### DATA FOR PROCESSING

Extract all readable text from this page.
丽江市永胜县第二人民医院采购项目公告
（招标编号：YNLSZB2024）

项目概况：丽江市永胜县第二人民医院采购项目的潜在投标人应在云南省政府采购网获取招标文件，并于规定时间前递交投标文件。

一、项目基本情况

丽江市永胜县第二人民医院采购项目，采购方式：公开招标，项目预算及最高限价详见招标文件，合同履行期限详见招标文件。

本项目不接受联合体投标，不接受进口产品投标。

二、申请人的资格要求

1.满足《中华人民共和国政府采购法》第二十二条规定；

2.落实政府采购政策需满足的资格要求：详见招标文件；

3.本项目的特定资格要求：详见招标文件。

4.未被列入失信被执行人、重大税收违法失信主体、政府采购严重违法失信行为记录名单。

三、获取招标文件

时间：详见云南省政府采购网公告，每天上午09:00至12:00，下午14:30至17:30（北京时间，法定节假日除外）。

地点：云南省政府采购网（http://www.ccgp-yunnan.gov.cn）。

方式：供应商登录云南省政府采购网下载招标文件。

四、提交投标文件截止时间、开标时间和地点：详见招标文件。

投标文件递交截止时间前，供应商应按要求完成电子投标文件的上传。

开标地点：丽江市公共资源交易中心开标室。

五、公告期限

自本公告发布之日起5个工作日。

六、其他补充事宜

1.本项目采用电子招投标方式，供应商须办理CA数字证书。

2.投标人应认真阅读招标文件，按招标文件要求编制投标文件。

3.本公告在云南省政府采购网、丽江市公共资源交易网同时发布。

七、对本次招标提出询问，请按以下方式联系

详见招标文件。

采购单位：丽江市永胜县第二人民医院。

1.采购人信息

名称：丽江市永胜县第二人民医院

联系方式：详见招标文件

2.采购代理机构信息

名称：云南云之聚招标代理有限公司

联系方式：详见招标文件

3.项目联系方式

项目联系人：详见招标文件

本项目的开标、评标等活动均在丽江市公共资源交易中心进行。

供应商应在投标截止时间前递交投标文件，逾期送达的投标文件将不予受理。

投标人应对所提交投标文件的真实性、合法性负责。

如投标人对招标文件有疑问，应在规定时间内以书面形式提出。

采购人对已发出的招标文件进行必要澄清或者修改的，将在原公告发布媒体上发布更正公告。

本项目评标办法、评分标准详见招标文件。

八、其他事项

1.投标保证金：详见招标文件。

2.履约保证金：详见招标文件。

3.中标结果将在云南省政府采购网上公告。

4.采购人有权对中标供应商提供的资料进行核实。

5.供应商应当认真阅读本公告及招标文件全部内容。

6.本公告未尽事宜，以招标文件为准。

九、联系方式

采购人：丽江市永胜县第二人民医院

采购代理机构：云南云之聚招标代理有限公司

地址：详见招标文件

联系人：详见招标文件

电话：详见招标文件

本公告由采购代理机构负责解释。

### WHAT IS REQUIRED
Repeat the material in full, exactly as it stands.

### COMPLETE RESPONSE
Extract all readable text from this page.
丽江市永胜县第二人民医院采购项目公告
（招标编号：YNLSZB2024）

项目概况：丽江市永胜县第二人民医院采购项目的潜在投标人应在云南省政府采购网获取招标文件，并于规定时间前递交投标文件。

一、项目基本情况

丽江市永胜县第二人民医院采购项目，采购方式：公开招标，项目预算及最高限价详见招标文件，合同履行期限详见招标文件。

本项目不接受联合体投标，不接受进口产品投标。

二、申请人的资格要求

1.满足《中华人民共和国政府采购法》第二十二条规定；

2.落实政府采购政策需满足的资格要求：详见招标文件；

3.本项目的特定资格要求：详见招标文件。

4.未被列入失信被执行人、重大税收违法失信主体、政府采购严重违法失信行为记录名单。

三、获取招标文件

时间：详见云南省政府采购网公告，每天上午09:00至12:00，下午14:30至17:30（北京时间，法定节假日除外）。

地点：云南省政府采购网（http://www.ccgp-yunnan.gov.cn）。

方式：供应商登录云南省政府采购网下载招标文件。

四、提交投标文件截止时间、开标时间和地点：详见招标文件。

投标文件递交截止时间前，供应商应按要求完成电子投标文件的上传。

开标地点：丽江市公共资源交易中心开标室。

五、公告期限

自本公告发布之日起5个工作日。

六、其他补充事宜

1.本项目采用电子招投标方式，供应商须办理CA数字证书。

2.投标人应认真阅读招标文件，按招标文件要求编制投标文件。

3.本公告在云南省政府采购网、丽江市公共资源交易网同时发布。

七、对本次招标提出询问，请按以下方式联系

详见招标文件。

采购单位：丽江市永胜县第二人民医院。

1.采购人信息

名称：丽江市永胜县第二人民医院

联系方式：详见招标文件

2.采购代理机构信息

名称：云南云之聚招标代理有限公司

联系方式：详见招标文件

3.项目联系方式

项目联系人：详见招标文件

本项目的开标、评标等活动均在丽江市公共资源交易中心进行。

供应商应在投标截止时间前递交投标文件，逾期送达的投标文件将不予受理。

投标人应对所提交投标文件的真实性、合法性负责。

如投标人对招标文件有疑问，应在规定时间内以书面形式提出。

采购人对已发出的招标文件进行必要澄清或者修改的，将在原公告发布媒体上发布更正公告。

本项目评标办法、评分标准详见招标文件。

八、其他事项

1.投标保证金：详见招标文件。

2.履约保证金：详见招标文件。

3.中标结果将在云南省政府采购网上公告。

4.采购人有权对中标供应商提供的资料进行核实。

5.供应商应当认真阅读本公告及招标文件全部内容。

6.本公告未尽事宜，以招标文件为准。

九、联系方式

采购人：丽江市永胜县第二人民医院

采购代理机构：云南云之聚招标代理有限公司

地址：详见招标文件

联系人：详见招标文件

电话：详见招标文件

本公告由采购代理机构负责解释。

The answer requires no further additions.